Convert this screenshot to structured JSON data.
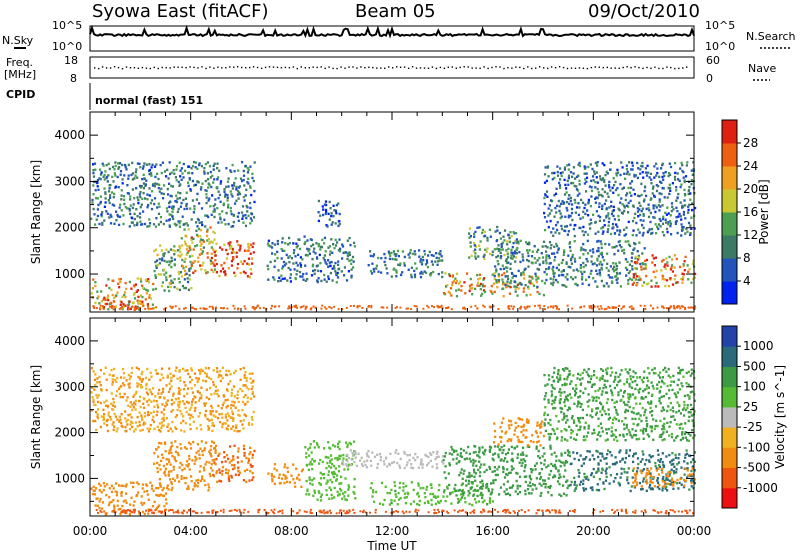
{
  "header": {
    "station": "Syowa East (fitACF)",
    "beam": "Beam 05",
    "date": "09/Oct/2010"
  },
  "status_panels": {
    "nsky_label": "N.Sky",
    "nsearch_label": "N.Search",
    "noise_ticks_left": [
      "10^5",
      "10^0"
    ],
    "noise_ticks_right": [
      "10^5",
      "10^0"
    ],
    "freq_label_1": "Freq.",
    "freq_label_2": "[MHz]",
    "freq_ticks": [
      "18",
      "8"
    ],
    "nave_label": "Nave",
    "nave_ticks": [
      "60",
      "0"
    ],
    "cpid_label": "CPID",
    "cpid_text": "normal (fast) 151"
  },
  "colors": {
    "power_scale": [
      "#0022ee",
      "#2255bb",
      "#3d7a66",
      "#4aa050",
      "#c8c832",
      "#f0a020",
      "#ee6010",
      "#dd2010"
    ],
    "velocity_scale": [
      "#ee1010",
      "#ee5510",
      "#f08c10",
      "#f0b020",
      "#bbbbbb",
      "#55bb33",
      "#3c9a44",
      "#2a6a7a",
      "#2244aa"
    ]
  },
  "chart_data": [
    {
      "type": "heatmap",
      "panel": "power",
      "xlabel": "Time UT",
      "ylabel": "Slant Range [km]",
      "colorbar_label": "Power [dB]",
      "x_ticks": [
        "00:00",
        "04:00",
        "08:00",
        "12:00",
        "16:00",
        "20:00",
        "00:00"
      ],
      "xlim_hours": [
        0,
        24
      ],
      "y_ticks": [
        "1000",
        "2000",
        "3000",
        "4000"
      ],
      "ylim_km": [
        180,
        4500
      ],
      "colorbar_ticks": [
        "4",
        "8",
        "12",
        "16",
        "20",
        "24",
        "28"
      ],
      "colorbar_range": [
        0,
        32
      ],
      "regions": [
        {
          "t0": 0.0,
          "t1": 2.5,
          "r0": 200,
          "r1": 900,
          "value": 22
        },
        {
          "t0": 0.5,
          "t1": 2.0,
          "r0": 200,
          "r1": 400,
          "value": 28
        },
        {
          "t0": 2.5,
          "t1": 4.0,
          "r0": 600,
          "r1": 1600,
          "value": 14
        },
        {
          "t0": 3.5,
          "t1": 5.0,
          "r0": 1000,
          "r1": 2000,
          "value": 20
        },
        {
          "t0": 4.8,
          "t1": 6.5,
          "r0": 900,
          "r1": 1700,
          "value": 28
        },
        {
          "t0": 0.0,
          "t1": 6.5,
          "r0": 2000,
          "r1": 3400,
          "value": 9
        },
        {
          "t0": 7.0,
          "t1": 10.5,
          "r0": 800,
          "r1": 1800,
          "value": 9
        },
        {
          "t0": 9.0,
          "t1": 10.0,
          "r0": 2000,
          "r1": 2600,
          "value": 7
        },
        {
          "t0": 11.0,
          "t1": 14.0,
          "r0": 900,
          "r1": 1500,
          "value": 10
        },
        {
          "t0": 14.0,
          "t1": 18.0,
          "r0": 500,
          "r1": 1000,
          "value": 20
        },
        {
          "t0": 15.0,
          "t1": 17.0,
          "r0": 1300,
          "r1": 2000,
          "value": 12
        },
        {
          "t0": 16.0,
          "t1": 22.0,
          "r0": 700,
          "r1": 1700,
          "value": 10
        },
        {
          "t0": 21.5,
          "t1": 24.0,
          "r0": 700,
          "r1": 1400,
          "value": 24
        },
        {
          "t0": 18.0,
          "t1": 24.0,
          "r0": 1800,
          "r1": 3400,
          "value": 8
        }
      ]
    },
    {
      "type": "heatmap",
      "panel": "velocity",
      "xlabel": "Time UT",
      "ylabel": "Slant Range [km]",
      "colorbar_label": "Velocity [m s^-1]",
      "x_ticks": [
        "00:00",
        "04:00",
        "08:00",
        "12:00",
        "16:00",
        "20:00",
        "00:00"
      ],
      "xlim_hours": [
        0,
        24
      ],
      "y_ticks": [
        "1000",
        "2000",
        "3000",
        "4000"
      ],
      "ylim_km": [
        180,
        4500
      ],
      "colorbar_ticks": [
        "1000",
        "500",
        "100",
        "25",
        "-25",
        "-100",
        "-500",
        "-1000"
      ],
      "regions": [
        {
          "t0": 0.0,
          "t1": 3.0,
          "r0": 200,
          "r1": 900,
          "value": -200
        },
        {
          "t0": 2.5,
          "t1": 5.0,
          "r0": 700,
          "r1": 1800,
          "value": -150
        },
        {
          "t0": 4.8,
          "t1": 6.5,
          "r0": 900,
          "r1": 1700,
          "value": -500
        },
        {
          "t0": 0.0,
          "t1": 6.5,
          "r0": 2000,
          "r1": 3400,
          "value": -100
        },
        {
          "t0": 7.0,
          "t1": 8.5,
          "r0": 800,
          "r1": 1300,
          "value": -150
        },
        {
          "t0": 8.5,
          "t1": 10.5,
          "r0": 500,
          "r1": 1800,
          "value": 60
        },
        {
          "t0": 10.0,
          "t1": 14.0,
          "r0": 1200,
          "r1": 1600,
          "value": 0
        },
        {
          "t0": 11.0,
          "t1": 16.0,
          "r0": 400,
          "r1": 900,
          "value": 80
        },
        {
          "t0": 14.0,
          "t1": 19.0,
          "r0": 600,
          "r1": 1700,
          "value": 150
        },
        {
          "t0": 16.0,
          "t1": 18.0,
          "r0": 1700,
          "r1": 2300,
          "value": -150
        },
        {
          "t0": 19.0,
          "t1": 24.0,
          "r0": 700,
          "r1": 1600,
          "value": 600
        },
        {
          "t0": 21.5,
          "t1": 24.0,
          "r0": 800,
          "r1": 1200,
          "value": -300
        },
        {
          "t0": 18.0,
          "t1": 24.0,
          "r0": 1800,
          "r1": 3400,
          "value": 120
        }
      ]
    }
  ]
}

+++++

- [Requirements]:
Make a word-for-word copy of the entries, without any pictures.

- [Problem solution]:
Convert this screenshot to structured JSON data.
{
  "header": {
    "station": "Syowa East (fitACF)",
    "beam": "Beam 05",
    "date": "09/Oct/2010"
  },
  "status_panels": {
    "nsky_label": "N.Sky",
    "nsearch_label": "N.Search",
    "noise_ticks_left": [
      "10^5",
      "10^0"
    ],
    "noise_ticks_right": [
      "10^5",
      "10^0"
    ],
    "freq_label_1": "Freq.",
    "freq_label_2": "[MHz]",
    "freq_ticks": [
      "18",
      "8"
    ],
    "nave_label": "Nave",
    "nave_ticks": [
      "60",
      "0"
    ],
    "cpid_label": "CPID",
    "cpid_text": "normal (fast) 151"
  },
  "colors": {
    "power_scale": [
      "#0022ee",
      "#2255bb",
      "#3d7a66",
      "#4aa050",
      "#c8c832",
      "#f0a020",
      "#ee6010",
      "#dd2010"
    ],
    "velocity_scale": [
      "#ee1010",
      "#ee5510",
      "#f08c10",
      "#f0b020",
      "#bbbbbb",
      "#55bb33",
      "#3c9a44",
      "#2a6a7a",
      "#2244aa"
    ]
  },
  "chart_data": [
    {
      "type": "heatmap",
      "panel": "power",
      "xlabel": "Time UT",
      "ylabel": "Slant Range [km]",
      "colorbar_label": "Power [dB]",
      "x_ticks": [
        "00:00",
        "04:00",
        "08:00",
        "12:00",
        "16:00",
        "20:00",
        "00:00"
      ],
      "xlim_hours": [
        0,
        24
      ],
      "y_ticks": [
        "1000",
        "2000",
        "3000",
        "4000"
      ],
      "ylim_km": [
        180,
        4500
      ],
      "colorbar_ticks": [
        "4",
        "8",
        "12",
        "16",
        "20",
        "24",
        "28"
      ],
      "colorbar_range": [
        0,
        32
      ],
      "regions": [
        {
          "t0": 0.0,
          "t1": 2.5,
          "r0": 200,
          "r1": 900,
          "value": 22
        },
        {
          "t0": 0.5,
          "t1": 2.0,
          "r0": 200,
          "r1": 400,
          "value": 28
        },
        {
          "t0": 2.5,
          "t1": 4.0,
          "r0": 600,
          "r1": 1600,
          "value": 14
        },
        {
          "t0": 3.5,
          "t1": 5.0,
          "r0": 1000,
          "r1": 2000,
          "value": 20
        },
        {
          "t0": 4.8,
          "t1": 6.5,
          "r0": 900,
          "r1": 1700,
          "value": 28
        },
        {
          "t0": 0.0,
          "t1": 6.5,
          "r0": 2000,
          "r1": 3400,
          "value": 9
        },
        {
          "t0": 7.0,
          "t1": 10.5,
          "r0": 800,
          "r1": 1800,
          "value": 9
        },
        {
          "t0": 9.0,
          "t1": 10.0,
          "r0": 2000,
          "r1": 2600,
          "value": 7
        },
        {
          "t0": 11.0,
          "t1": 14.0,
          "r0": 900,
          "r1": 1500,
          "value": 10
        },
        {
          "t0": 14.0,
          "t1": 18.0,
          "r0": 500,
          "r1": 1000,
          "value": 20
        },
        {
          "t0": 15.0,
          "t1": 17.0,
          "r0": 1300,
          "r1": 2000,
          "value": 12
        },
        {
          "t0": 16.0,
          "t1": 22.0,
          "r0": 700,
          "r1": 1700,
          "value": 10
        },
        {
          "t0": 21.5,
          "t1": 24.0,
          "r0": 700,
          "r1": 1400,
          "value": 24
        },
        {
          "t0": 18.0,
          "t1": 24.0,
          "r0": 1800,
          "r1": 3400,
          "value": 8
        }
      ]
    },
    {
      "type": "heatmap",
      "panel": "velocity",
      "xlabel": "Time UT",
      "ylabel": "Slant Range [km]",
      "colorbar_label": "Velocity [m s^-1]",
      "x_ticks": [
        "00:00",
        "04:00",
        "08:00",
        "12:00",
        "16:00",
        "20:00",
        "00:00"
      ],
      "xlim_hours": [
        0,
        24
      ],
      "y_ticks": [
        "1000",
        "2000",
        "3000",
        "4000"
      ],
      "ylim_km": [
        180,
        4500
      ],
      "colorbar_ticks": [
        "1000",
        "500",
        "100",
        "25",
        "-25",
        "-100",
        "-500",
        "-1000"
      ],
      "regions": [
        {
          "t0": 0.0,
          "t1": 3.0,
          "r0": 200,
          "r1": 900,
          "value": -200
        },
        {
          "t0": 2.5,
          "t1": 5.0,
          "r0": 700,
          "r1": 1800,
          "value": -150
        },
        {
          "t0": 4.8,
          "t1": 6.5,
          "r0": 900,
          "r1": 1700,
          "value": -500
        },
        {
          "t0": 0.0,
          "t1": 6.5,
          "r0": 2000,
          "r1": 3400,
          "value": -100
        },
        {
          "t0": 7.0,
          "t1": 8.5,
          "r0": 800,
          "r1": 1300,
          "value": -150
        },
        {
          "t0": 8.5,
          "t1": 10.5,
          "r0": 500,
          "r1": 1800,
          "value": 60
        },
        {
          "t0": 10.0,
          "t1": 14.0,
          "r0": 1200,
          "r1": 1600,
          "value": 0
        },
        {
          "t0": 11.0,
          "t1": 16.0,
          "r0": 400,
          "r1": 900,
          "value": 80
        },
        {
          "t0": 14.0,
          "t1": 19.0,
          "r0": 600,
          "r1": 1700,
          "value": 150
        },
        {
          "t0": 16.0,
          "t1": 18.0,
          "r0": 1700,
          "r1": 2300,
          "value": -150
        },
        {
          "t0": 19.0,
          "t1": 24.0,
          "r0": 700,
          "r1": 1600,
          "value": 600
        },
        {
          "t0": 21.5,
          "t1": 24.0,
          "r0": 800,
          "r1": 1200,
          "value": -300
        },
        {
          "t0": 18.0,
          "t1": 24.0,
          "r0": 1800,
          "r1": 3400,
          "value": 120
        }
      ]
    }
  ]
}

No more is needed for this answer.